◆ WHAT IS NEEDED ◆
Locate each line containing the string "Marginal" and copy it out.

::: DATA TO USE

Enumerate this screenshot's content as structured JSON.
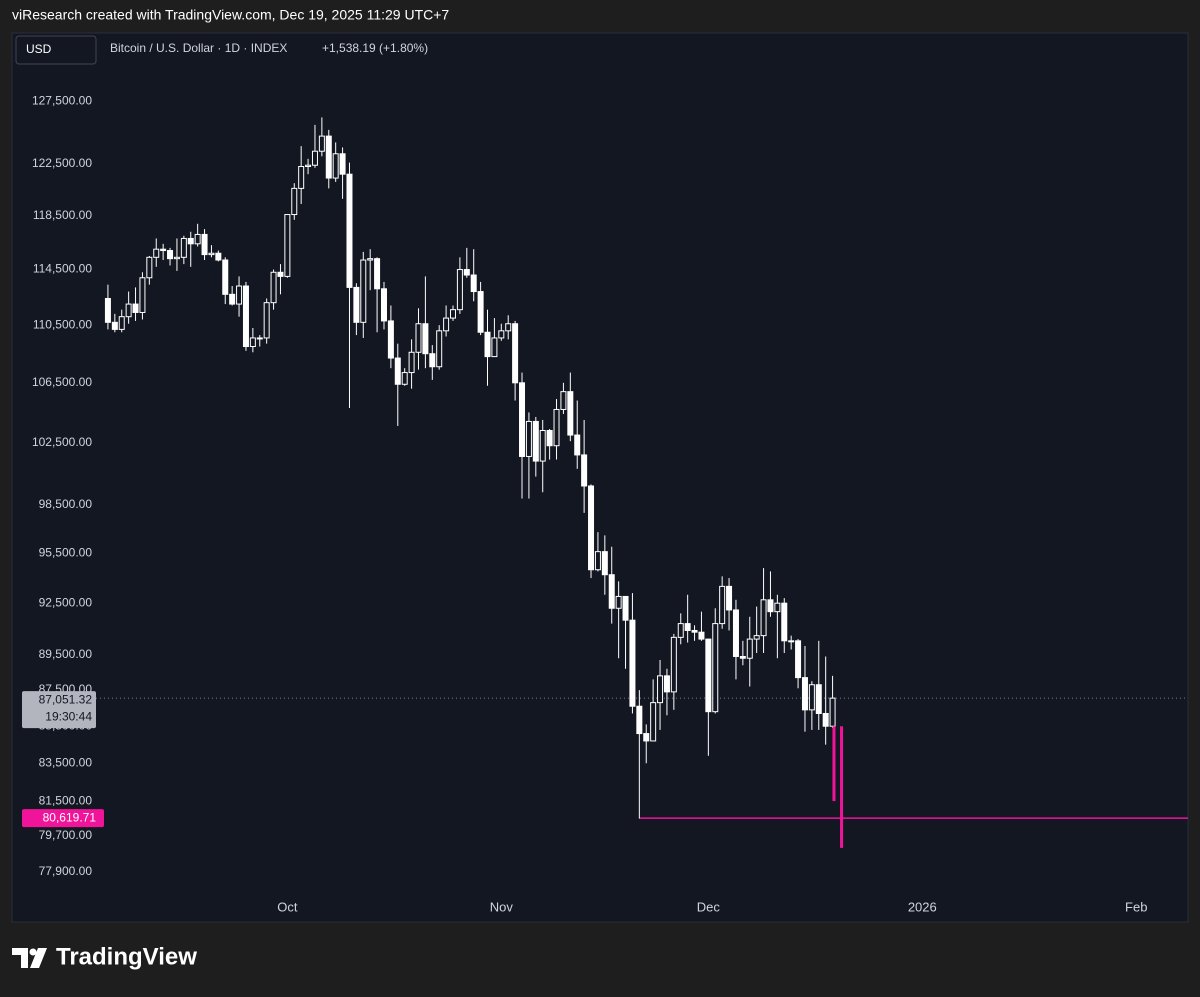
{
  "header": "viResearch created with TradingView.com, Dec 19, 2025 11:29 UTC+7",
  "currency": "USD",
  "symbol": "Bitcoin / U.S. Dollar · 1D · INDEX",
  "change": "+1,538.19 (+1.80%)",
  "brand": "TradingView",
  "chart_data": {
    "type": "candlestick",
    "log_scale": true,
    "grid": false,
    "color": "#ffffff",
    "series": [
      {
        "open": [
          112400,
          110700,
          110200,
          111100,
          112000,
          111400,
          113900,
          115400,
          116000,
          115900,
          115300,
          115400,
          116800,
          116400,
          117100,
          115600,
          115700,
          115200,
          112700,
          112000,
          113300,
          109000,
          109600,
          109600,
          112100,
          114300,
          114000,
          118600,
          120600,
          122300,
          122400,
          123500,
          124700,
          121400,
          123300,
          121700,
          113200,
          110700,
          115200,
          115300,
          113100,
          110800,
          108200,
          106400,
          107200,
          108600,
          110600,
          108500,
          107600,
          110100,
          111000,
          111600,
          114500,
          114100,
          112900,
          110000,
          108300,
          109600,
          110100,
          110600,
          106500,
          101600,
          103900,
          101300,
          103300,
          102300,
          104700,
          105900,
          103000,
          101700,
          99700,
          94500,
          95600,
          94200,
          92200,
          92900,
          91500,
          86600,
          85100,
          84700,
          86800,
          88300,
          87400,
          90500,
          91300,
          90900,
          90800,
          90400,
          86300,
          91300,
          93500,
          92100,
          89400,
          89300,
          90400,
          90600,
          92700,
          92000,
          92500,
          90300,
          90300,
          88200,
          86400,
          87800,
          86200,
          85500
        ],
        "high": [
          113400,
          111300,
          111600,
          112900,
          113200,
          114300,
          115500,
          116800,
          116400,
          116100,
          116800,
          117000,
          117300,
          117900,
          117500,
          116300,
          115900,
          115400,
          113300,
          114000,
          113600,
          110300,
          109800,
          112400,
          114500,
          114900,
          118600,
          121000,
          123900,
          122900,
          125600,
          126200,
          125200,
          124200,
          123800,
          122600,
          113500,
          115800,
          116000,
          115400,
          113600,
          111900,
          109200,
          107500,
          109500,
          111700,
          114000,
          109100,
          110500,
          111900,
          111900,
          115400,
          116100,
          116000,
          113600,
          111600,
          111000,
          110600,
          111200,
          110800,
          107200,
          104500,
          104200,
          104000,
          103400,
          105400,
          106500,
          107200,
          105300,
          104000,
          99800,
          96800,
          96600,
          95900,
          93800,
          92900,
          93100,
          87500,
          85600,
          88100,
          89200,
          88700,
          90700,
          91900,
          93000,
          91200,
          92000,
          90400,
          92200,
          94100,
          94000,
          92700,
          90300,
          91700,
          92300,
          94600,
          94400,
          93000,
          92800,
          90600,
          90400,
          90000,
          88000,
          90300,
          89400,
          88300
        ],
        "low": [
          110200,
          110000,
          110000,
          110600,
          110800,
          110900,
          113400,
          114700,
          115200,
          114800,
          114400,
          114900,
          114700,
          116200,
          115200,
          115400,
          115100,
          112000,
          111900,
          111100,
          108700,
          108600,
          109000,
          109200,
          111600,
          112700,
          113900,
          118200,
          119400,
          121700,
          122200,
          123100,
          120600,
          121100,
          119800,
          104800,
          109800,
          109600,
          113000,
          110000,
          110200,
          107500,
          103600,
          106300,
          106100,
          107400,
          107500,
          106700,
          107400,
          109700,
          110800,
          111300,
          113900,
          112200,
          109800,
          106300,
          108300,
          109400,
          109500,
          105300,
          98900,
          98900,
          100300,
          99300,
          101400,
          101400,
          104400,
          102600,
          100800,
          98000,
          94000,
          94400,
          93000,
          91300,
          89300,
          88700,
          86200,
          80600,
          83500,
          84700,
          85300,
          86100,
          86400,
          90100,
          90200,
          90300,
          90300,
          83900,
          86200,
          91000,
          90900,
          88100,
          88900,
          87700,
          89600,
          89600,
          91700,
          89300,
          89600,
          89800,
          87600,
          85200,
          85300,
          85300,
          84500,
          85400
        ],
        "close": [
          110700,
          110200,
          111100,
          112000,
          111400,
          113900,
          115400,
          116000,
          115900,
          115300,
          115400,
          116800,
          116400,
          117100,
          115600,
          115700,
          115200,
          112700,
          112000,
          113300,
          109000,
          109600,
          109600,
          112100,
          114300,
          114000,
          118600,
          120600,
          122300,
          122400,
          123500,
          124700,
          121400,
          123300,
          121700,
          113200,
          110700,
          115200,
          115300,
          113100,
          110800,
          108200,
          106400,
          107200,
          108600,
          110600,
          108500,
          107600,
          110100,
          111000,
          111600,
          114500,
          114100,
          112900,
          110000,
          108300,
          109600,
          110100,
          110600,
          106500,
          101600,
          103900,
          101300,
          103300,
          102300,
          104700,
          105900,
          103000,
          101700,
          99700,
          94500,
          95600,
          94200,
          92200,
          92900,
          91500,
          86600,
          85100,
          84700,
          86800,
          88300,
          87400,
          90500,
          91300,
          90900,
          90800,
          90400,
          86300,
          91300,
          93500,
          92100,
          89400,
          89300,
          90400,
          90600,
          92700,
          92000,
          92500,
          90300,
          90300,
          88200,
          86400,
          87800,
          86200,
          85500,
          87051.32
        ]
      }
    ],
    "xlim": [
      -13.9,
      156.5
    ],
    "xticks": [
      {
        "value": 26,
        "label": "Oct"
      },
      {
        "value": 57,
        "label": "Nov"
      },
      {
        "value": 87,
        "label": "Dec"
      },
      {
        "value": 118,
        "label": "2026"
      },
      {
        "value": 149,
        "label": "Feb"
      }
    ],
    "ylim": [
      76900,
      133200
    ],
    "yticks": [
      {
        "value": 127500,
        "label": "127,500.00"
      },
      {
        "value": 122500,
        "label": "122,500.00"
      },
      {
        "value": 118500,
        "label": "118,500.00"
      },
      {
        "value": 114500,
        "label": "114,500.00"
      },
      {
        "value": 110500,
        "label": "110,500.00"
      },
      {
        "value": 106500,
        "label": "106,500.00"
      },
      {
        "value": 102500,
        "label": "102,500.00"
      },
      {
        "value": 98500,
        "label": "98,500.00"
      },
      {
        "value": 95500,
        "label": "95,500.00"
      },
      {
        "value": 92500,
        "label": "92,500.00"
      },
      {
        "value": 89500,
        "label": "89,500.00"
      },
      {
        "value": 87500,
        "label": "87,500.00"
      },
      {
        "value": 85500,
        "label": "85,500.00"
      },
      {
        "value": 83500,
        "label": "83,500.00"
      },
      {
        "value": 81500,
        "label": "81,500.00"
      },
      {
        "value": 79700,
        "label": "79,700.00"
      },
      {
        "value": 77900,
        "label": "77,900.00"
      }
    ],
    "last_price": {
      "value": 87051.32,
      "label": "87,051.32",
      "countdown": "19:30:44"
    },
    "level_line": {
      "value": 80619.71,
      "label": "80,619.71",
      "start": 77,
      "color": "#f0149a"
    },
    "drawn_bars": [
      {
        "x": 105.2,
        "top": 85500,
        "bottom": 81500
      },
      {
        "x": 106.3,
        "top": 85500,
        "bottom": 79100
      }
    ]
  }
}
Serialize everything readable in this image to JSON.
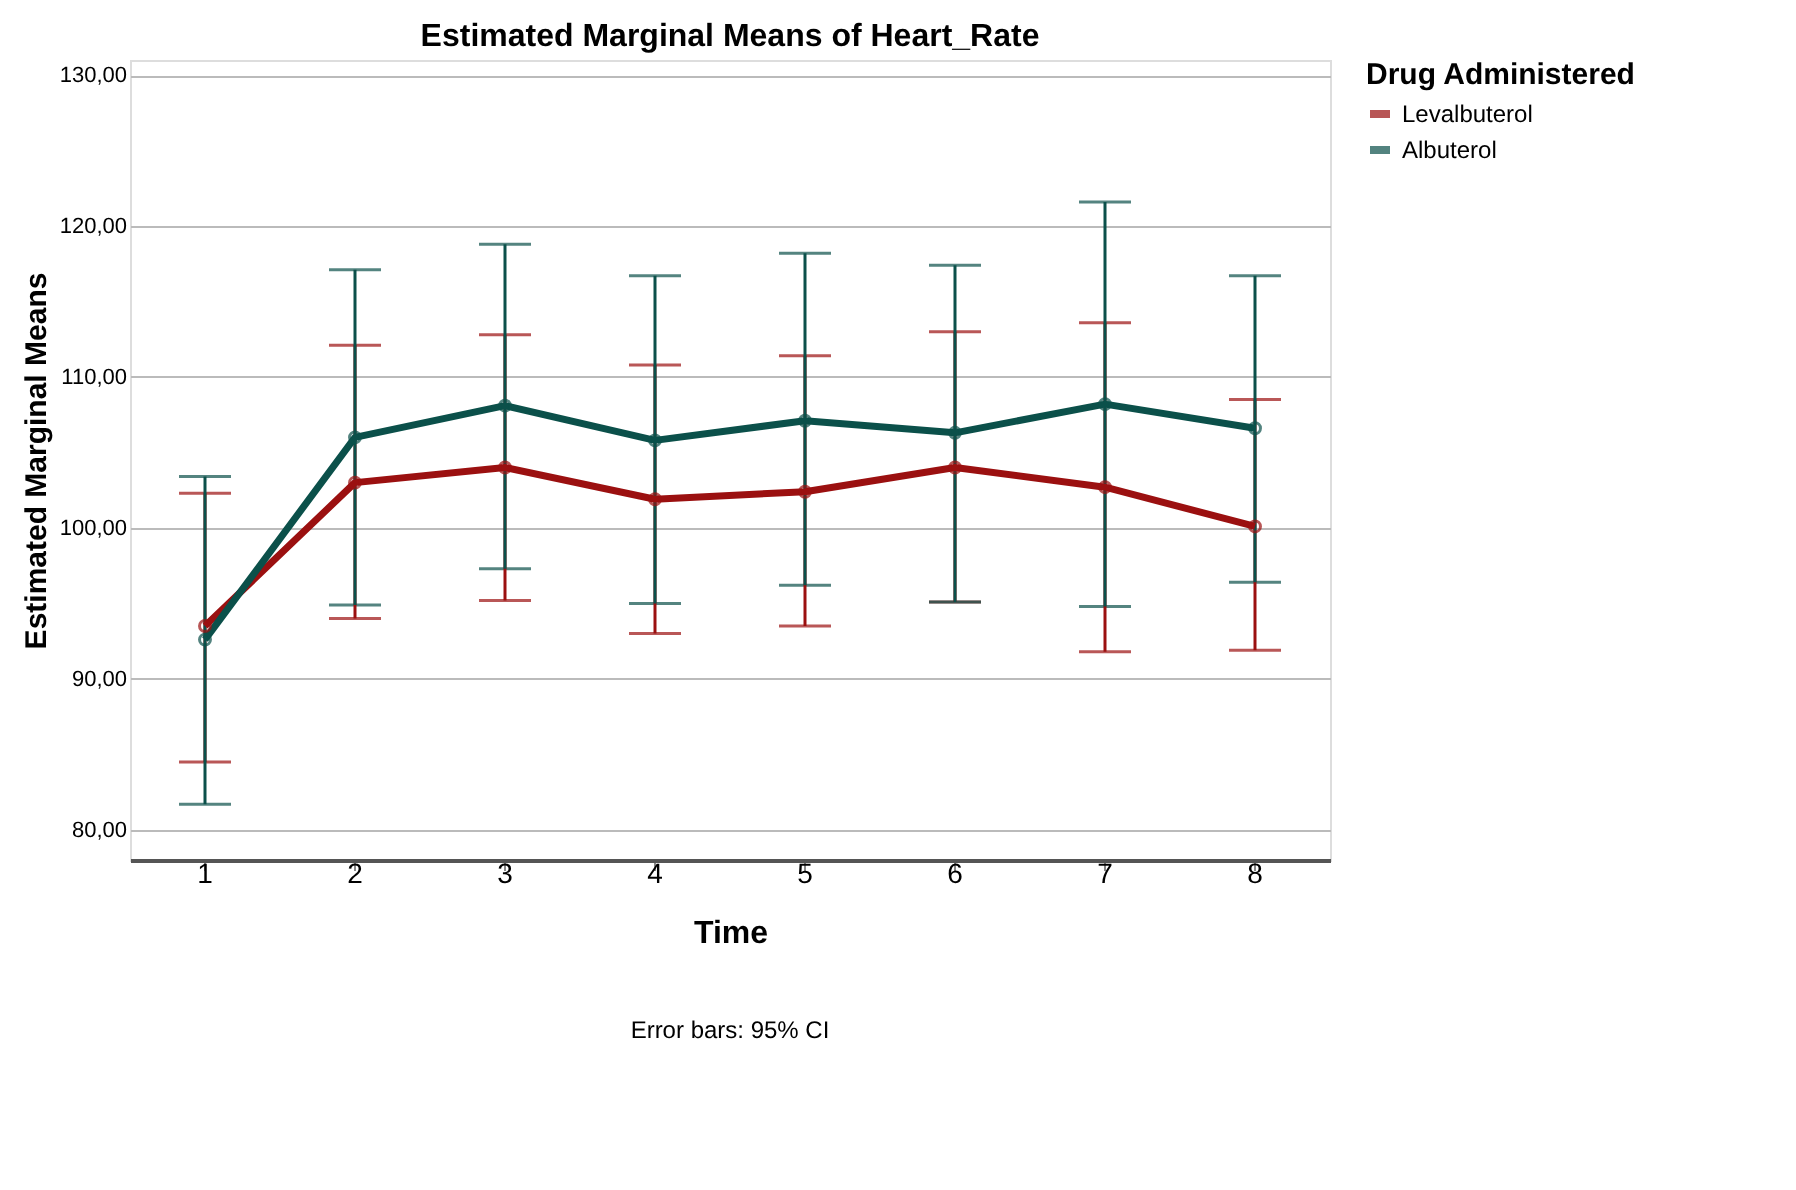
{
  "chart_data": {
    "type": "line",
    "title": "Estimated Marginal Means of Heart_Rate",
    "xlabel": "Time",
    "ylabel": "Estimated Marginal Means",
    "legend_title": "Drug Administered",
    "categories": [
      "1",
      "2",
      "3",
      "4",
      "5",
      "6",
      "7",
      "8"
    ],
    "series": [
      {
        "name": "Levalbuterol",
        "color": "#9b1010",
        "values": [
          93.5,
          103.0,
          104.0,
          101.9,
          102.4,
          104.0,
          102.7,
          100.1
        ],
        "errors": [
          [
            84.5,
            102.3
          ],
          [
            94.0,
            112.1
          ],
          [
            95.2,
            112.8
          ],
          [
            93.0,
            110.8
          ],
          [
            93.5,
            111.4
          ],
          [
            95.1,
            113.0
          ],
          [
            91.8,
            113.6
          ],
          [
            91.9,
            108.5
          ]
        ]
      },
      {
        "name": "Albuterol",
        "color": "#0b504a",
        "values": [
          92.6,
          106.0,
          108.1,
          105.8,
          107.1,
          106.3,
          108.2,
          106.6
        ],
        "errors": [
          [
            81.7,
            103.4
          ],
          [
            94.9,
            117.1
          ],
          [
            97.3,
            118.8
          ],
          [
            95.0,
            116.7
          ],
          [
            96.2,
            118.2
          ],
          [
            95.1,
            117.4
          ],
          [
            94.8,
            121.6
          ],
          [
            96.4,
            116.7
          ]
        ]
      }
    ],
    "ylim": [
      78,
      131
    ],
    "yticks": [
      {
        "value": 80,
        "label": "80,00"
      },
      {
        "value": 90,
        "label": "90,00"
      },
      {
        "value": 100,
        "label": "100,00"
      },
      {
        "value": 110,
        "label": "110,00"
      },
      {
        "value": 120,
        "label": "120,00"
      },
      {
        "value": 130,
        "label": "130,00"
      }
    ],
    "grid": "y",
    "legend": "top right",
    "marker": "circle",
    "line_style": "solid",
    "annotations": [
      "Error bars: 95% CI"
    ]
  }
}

::::::

◆ TASK ANSWER ◆
    "title": "Estimated Marginal Means of Heart_Rate",
    "ylabel": "Estimated Marginal Means",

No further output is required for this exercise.